> [TASK DESCRIPTION]:
Extract the complete data exactly as given.

> [GIVEN RECORDS]:
-=-=-

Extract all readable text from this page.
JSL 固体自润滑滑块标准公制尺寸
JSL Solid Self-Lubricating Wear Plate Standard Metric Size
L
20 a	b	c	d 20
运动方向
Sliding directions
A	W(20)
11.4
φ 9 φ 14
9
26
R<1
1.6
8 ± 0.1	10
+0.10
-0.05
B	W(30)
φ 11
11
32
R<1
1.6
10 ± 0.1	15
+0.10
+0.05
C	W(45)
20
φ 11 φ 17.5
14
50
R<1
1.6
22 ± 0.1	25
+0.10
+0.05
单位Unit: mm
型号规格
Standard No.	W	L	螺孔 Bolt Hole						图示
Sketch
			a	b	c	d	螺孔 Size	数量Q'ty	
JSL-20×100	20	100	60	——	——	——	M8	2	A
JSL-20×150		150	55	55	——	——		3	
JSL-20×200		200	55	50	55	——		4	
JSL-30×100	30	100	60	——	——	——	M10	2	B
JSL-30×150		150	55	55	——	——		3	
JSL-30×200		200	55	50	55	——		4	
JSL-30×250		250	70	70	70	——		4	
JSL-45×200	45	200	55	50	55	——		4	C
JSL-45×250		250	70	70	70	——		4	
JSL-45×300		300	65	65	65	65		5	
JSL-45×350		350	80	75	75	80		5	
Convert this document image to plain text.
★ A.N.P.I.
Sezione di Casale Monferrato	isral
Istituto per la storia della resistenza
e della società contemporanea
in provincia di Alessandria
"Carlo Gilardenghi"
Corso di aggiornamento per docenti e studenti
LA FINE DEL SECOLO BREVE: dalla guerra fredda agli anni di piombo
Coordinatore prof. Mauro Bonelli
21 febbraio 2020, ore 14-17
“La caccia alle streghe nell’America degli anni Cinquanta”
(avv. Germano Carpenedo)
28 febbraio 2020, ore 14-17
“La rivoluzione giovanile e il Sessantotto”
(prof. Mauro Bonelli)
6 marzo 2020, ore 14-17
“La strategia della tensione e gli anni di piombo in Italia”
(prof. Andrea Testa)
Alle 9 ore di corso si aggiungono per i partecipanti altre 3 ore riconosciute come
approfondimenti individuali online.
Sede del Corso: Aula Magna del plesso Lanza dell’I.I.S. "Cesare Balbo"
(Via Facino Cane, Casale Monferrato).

-=-=-

> [CORRECT RESPONSE]:
Extract all readable text from this page.
JSL 固体自润滑滑块标准公制尺寸
JSL Solid Self-Lubricating Wear Plate Standard Metric Size
L
20 a	b	c	d 20
运动方向
Sliding directions
A	W(20)
11.4
φ 9 φ 14
9
26
R<1
1.6
8 ± 0.1	10
+0.10
-0.05
B	W(30)
φ 11
11
32
R<1
1.6
10 ± 0.1	15
+0.10
+0.05
C	W(45)
20
φ 11 φ 17.5
14
50
R<1
1.6
22 ± 0.1	25
+0.10
+0.05
单位Unit: mm
型号规格
Standard No.	W	L	螺孔 Bolt Hole						图示
Sketch
			a	b	c	d	螺孔 Size	数量Q'ty	
JSL-20×100	20	100	60	——	——	——	M8	2	A
JSL-20×150		150	55	55	——	——		3	
JSL-20×200		200	55	50	55	——		4	
JSL-30×100	30	100	60	——	——	——	M10	2	B
JSL-30×150		150	55	55	——	——		3	
JSL-30×200		200	55	50	55	——		4	
JSL-30×250		250	70	70	70	——		4	
JSL-45×200	45	200	55	50	55	——		4	C
JSL-45×250		250	70	70	70	——		4	
JSL-45×300		300	65	65	65	65		5	
JSL-45×350		350	80	75	75	80		5	
Convert this document image to plain text.
★ A.N.P.I.
Sezione di Casale Monferrato	isral
Istituto per la storia della resistenza
e della società contemporanea
in provincia di Alessandria
"Carlo Gilardenghi"
Corso di aggiornamento per docenti e studenti
LA FINE DEL SECOLO BREVE: dalla guerra fredda agli anni di piombo
Coordinatore prof. Mauro Bonelli
21 febbraio 2020, ore 14-17
“La caccia alle streghe nell’America degli anni Cinquanta”
(avv. Germano Carpenedo)
28 febbraio 2020, ore 14-17
“La rivoluzione giovanile e il Sessantotto”
(prof. Mauro Bonelli)
6 marzo 2020, ore 14-17
“La strategia della tensione e gli anni di piombo in Italia”
(prof. Andrea Testa)
Alle 9 ore di corso si aggiungono per i partecipanti altre 3 ore riconosciute come
approfondimenti individuali online.
Sede del Corso: Aula Magna del plesso Lanza dell’I.I.S. "Cesare Balbo"
(Via Facino Cane, Casale Monferrato).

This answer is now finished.